#### INFORMATION GIVEN ####

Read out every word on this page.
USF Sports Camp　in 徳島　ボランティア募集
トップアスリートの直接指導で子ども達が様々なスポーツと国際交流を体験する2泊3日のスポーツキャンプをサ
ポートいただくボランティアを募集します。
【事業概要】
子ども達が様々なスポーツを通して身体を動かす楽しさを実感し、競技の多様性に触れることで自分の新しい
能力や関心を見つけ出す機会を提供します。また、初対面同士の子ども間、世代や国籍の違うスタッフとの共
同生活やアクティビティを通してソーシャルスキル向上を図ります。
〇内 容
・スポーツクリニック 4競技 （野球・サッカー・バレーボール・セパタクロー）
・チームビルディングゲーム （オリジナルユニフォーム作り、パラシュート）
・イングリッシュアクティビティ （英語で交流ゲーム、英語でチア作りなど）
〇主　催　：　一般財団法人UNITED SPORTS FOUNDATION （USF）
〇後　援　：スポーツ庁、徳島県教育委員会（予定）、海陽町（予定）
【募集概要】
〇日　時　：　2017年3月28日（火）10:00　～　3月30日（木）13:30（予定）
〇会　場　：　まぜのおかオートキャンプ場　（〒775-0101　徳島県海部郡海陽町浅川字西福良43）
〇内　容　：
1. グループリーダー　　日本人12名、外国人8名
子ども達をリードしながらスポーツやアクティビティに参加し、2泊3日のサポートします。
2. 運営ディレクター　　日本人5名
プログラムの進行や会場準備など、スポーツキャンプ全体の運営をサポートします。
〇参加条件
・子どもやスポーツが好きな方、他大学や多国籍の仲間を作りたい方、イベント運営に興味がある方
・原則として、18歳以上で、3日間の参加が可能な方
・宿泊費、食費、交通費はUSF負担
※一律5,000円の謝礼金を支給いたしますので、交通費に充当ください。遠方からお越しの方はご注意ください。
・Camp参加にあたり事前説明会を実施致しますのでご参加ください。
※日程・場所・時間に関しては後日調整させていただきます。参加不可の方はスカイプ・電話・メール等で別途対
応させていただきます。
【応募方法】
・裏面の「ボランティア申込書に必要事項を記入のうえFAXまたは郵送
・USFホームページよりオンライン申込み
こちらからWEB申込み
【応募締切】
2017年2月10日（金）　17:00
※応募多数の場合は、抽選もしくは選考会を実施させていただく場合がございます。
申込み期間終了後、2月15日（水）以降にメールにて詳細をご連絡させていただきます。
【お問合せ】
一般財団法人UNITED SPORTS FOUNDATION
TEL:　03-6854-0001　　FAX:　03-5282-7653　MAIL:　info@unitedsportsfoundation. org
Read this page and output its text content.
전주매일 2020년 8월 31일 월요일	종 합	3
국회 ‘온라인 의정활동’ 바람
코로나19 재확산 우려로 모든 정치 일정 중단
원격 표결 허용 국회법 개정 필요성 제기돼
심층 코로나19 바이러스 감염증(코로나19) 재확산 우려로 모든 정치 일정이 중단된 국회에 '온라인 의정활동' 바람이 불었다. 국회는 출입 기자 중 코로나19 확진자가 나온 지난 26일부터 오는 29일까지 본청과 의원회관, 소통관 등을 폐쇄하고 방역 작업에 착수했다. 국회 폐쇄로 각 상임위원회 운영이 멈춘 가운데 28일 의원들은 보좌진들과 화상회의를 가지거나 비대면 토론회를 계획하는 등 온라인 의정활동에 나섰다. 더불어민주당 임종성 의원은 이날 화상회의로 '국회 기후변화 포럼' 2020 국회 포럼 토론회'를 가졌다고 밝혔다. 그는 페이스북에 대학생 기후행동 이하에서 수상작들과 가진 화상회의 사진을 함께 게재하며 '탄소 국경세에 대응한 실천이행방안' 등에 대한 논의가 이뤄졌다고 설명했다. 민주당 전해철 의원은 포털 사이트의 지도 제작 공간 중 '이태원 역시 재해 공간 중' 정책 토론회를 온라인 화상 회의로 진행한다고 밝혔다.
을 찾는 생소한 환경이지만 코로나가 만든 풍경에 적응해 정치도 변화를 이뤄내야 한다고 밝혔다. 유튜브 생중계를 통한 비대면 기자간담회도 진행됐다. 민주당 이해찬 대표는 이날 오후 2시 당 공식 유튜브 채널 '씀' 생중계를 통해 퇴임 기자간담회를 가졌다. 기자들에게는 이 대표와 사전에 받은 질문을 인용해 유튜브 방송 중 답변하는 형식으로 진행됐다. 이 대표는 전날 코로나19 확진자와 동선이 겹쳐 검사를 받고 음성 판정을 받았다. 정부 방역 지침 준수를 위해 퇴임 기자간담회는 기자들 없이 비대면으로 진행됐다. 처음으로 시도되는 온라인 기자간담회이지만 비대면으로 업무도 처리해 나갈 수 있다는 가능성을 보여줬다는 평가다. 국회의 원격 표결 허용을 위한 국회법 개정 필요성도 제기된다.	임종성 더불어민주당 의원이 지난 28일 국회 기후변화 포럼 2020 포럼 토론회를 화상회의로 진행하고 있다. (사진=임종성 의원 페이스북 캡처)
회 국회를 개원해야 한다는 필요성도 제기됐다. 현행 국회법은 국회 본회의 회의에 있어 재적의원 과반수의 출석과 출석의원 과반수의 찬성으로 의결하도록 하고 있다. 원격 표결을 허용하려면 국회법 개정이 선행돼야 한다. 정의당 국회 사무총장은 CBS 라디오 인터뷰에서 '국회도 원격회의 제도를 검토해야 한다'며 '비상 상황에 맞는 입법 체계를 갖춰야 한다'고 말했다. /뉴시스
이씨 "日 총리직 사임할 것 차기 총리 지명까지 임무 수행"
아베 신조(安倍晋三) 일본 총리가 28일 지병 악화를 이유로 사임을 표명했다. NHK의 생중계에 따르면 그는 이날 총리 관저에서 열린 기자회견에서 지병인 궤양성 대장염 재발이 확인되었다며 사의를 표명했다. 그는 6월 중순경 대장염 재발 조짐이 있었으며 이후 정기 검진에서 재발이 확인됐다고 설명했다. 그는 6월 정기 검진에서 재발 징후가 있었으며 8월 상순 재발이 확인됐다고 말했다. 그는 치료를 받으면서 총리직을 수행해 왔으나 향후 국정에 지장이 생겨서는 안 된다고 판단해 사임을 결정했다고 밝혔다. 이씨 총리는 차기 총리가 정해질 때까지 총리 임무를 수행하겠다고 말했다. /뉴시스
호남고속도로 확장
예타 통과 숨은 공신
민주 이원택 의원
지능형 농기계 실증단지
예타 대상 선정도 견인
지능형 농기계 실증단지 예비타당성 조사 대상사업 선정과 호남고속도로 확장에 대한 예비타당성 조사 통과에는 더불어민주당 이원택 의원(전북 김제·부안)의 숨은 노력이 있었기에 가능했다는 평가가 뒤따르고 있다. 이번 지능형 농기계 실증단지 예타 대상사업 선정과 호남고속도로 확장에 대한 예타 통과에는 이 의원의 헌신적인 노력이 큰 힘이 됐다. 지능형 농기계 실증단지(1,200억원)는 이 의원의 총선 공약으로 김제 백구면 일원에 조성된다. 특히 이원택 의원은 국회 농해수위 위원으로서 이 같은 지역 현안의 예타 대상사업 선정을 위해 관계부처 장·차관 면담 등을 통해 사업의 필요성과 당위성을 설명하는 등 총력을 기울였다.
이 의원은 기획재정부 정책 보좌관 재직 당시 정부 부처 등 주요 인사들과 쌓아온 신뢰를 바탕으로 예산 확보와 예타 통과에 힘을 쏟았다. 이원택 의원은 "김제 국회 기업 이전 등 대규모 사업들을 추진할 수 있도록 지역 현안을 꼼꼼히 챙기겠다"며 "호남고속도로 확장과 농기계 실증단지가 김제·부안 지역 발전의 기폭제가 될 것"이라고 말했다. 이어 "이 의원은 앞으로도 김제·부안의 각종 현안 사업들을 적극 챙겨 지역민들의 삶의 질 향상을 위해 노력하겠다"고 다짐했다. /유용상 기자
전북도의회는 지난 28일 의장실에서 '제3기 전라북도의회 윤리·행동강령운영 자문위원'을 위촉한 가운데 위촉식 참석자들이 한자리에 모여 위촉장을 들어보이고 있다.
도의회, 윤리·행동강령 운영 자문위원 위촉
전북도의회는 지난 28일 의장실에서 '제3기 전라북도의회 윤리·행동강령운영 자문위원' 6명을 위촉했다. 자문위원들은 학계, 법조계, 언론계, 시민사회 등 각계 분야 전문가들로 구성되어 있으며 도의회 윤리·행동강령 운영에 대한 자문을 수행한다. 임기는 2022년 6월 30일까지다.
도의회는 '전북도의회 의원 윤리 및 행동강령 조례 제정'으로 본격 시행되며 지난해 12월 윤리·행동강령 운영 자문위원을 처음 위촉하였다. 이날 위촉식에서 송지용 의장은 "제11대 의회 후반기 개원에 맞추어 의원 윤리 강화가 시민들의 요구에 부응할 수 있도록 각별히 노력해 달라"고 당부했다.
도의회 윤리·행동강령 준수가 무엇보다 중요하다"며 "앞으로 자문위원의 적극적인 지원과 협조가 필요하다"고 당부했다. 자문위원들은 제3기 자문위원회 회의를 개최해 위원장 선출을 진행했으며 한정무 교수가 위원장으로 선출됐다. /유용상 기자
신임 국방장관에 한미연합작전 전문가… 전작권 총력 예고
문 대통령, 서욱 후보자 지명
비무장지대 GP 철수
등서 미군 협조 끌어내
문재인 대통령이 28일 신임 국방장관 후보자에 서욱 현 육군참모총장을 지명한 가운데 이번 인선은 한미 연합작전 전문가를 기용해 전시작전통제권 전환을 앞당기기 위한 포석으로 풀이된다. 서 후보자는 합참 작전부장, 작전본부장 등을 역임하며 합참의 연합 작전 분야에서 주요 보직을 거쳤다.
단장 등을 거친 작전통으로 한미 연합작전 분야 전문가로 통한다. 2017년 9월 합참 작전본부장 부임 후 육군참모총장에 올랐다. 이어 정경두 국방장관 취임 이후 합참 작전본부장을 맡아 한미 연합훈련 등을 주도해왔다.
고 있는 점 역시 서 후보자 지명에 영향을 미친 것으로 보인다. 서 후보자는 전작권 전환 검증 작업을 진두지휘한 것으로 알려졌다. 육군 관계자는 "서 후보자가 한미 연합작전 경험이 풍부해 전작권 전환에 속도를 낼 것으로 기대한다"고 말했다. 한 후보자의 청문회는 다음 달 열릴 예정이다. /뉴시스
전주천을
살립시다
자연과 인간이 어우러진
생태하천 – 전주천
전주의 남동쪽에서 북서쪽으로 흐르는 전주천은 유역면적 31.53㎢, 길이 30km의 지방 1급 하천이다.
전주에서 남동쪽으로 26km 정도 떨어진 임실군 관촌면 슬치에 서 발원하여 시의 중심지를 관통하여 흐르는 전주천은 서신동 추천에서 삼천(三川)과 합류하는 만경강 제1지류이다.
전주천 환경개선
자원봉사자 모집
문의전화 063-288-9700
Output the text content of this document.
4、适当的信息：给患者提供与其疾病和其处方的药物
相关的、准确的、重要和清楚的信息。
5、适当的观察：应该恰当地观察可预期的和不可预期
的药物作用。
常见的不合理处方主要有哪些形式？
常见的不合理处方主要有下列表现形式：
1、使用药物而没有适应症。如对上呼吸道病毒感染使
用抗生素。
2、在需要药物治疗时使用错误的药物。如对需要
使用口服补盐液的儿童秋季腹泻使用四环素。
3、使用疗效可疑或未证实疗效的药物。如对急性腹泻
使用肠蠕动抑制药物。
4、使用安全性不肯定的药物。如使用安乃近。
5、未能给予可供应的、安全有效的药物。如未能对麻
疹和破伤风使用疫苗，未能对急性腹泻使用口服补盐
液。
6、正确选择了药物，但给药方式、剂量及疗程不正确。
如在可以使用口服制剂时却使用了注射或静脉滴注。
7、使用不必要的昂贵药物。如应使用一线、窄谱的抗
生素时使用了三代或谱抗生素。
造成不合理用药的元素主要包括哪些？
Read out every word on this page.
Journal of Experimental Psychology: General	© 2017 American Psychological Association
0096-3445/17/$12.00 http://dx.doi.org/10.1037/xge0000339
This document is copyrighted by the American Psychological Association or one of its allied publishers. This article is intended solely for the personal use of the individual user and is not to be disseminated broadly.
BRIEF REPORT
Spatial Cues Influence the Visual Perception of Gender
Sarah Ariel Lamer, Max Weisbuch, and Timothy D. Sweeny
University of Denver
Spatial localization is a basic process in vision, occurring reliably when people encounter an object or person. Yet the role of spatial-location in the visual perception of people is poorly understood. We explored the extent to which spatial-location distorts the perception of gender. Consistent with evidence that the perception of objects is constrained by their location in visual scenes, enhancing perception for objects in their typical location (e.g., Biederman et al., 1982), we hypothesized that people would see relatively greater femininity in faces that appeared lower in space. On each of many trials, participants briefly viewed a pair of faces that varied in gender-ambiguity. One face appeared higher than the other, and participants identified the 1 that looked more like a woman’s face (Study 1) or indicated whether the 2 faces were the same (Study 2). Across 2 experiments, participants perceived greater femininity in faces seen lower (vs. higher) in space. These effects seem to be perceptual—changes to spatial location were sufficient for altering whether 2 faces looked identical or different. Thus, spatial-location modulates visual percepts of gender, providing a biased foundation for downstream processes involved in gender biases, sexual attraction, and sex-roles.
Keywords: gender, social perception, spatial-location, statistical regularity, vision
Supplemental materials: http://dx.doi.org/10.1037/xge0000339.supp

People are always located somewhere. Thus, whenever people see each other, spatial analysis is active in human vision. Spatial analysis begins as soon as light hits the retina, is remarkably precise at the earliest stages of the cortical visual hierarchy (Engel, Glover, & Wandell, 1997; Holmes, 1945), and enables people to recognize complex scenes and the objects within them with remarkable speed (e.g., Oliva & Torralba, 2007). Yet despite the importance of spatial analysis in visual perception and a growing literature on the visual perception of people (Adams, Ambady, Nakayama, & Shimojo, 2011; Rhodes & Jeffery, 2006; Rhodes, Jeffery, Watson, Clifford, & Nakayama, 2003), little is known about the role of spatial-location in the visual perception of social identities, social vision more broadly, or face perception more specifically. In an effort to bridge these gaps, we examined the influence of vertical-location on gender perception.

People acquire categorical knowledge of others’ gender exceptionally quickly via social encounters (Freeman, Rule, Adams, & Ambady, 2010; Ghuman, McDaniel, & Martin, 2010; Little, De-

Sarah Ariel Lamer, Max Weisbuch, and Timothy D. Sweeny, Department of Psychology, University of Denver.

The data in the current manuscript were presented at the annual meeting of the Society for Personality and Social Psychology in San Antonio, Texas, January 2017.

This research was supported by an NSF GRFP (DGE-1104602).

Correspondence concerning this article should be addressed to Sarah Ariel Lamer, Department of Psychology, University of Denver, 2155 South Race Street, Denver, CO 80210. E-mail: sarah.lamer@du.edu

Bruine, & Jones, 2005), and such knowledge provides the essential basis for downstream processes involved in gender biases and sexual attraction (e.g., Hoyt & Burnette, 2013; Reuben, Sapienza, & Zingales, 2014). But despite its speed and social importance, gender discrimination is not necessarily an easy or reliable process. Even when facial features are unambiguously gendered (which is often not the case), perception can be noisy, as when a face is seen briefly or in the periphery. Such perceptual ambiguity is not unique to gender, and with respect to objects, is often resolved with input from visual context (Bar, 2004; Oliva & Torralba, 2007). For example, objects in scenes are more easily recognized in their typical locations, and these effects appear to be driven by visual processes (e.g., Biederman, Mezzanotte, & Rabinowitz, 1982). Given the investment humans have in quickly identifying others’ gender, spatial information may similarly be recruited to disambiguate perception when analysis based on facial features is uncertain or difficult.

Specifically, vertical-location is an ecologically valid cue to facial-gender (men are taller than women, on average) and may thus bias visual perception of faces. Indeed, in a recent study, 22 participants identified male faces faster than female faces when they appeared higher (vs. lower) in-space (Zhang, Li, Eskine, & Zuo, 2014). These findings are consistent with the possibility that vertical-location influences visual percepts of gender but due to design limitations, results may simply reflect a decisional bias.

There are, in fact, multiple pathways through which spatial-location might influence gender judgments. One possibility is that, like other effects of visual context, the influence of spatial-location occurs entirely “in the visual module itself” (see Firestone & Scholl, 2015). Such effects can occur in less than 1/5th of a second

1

####

▸ TASK STATEMENT:
Report how many lines of the listing hold the string "Weisbuch", giving only the number.

▸ FULL SOLUTION:
2